(What you need to do):
Return the material word for word. Do not include the pictures.

(Records provided):
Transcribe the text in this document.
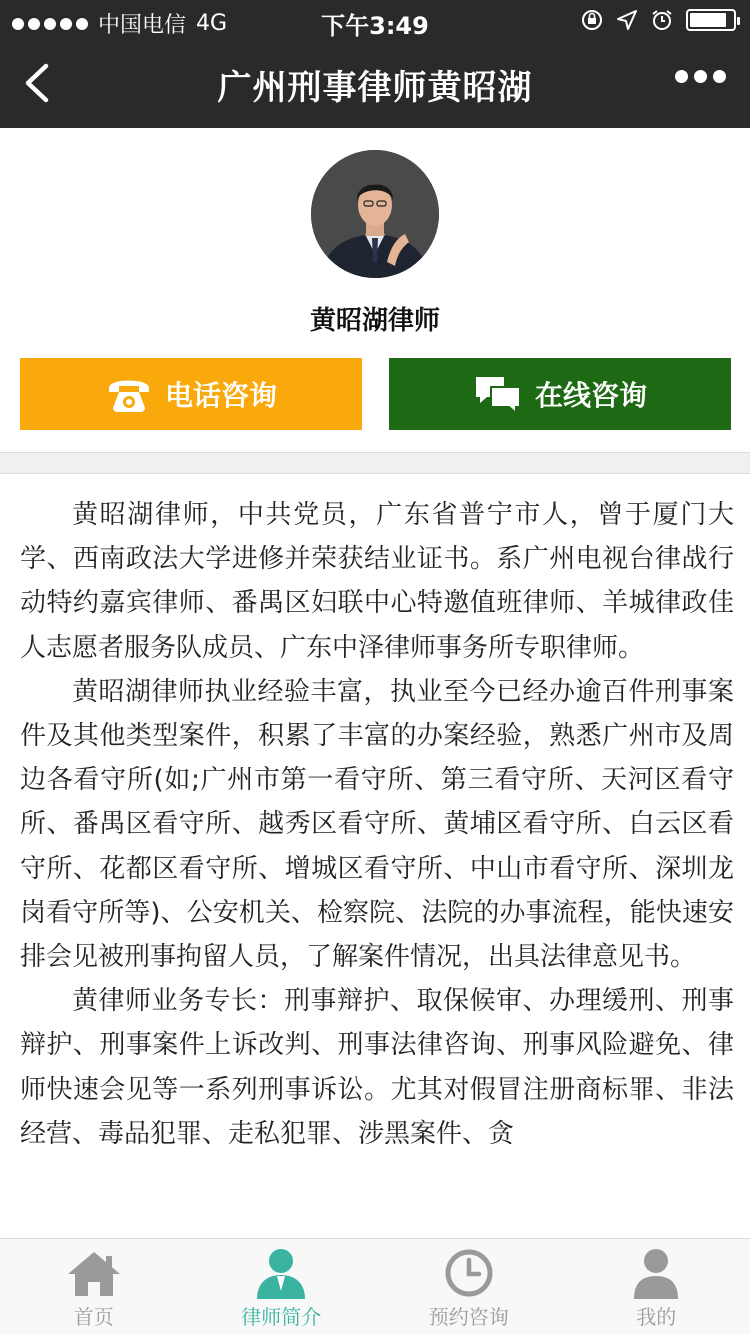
中国电信 4G	下午3:49
广州刑事律师黄昭湖
黄昭湖律师
电话咨询	在线咨询

黄昭湖律师，中共党员，广东省普宁市人，曾于厦门大学、西南政法大学进修并荣获结业证书。系广州电视台律战行动特约嘉宾律师、番禺区妇联中心特邀值班律师、羊城律政佳人志愿者服务队成员、广东中泽律师事务所专职律师。

黄昭湖律师执业经验丰富，执业至今已经办逾百件刑事案件及其他类型案件，积累了丰富的办案经验，熟悉广州市及周边各看守所(如;广州市第一看守所、第三看守所、天河区看守所、番禺区看守所、越秀区看守所、黄埔区看守所、白云区看守所、花都区看守所、增城区看守所、中山市看守所、深圳龙岗看守所等)、公安机关、检察院、法院的办事流程，能快速安排会见被刑事拘留人员，了解案件情况，出具法律意见书。

黄律师业务专长：刑事辩护、取保候审、办理缓刑、刑事辩护、刑事案件上诉改判、刑事法律咨询、刑事风险避免、律师快速会见等一系列刑事诉讼。尤其对假冒注册商标罪、非法经营、毒品犯罪、走私犯罪、涉黑案件、贪

首页	律师简介	预约咨询	我的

(Result):
Transcribe the text in this document.
中国电信 4G	下午3:49
广州刑事律师黄昭湖
黄昭湖律师
电话咨询	在线咨询

黄昭湖律师，中共党员，广东省普宁市人，曾于厦门大学、西南政法大学进修并荣获结业证书。系广州电视台律战行动特约嘉宾律师、番禺区妇联中心特邀值班律师、羊城律政佳人志愿者服务队成员、广东中泽律师事务所专职律师。

黄昭湖律师执业经验丰富，执业至今已经办逾百件刑事案件及其他类型案件，积累了丰富的办案经验，熟悉广州市及周边各看守所(如;广州市第一看守所、第三看守所、天河区看守所、番禺区看守所、越秀区看守所、黄埔区看守所、白云区看守所、花都区看守所、增城区看守所、中山市看守所、深圳龙岗看守所等)、公安机关、检察院、法院的办事流程，能快速安排会见被刑事拘留人员，了解案件情况，出具法律意见书。

黄律师业务专长：刑事辩护、取保候审、办理缓刑、刑事辩护、刑事案件上诉改判、刑事法律咨询、刑事风险避免、律师快速会见等一系列刑事诉讼。尤其对假冒注册商标罪、非法经营、毒品犯罪、走私犯罪、涉黑案件、贪

首页	律师简介	预约咨询	我的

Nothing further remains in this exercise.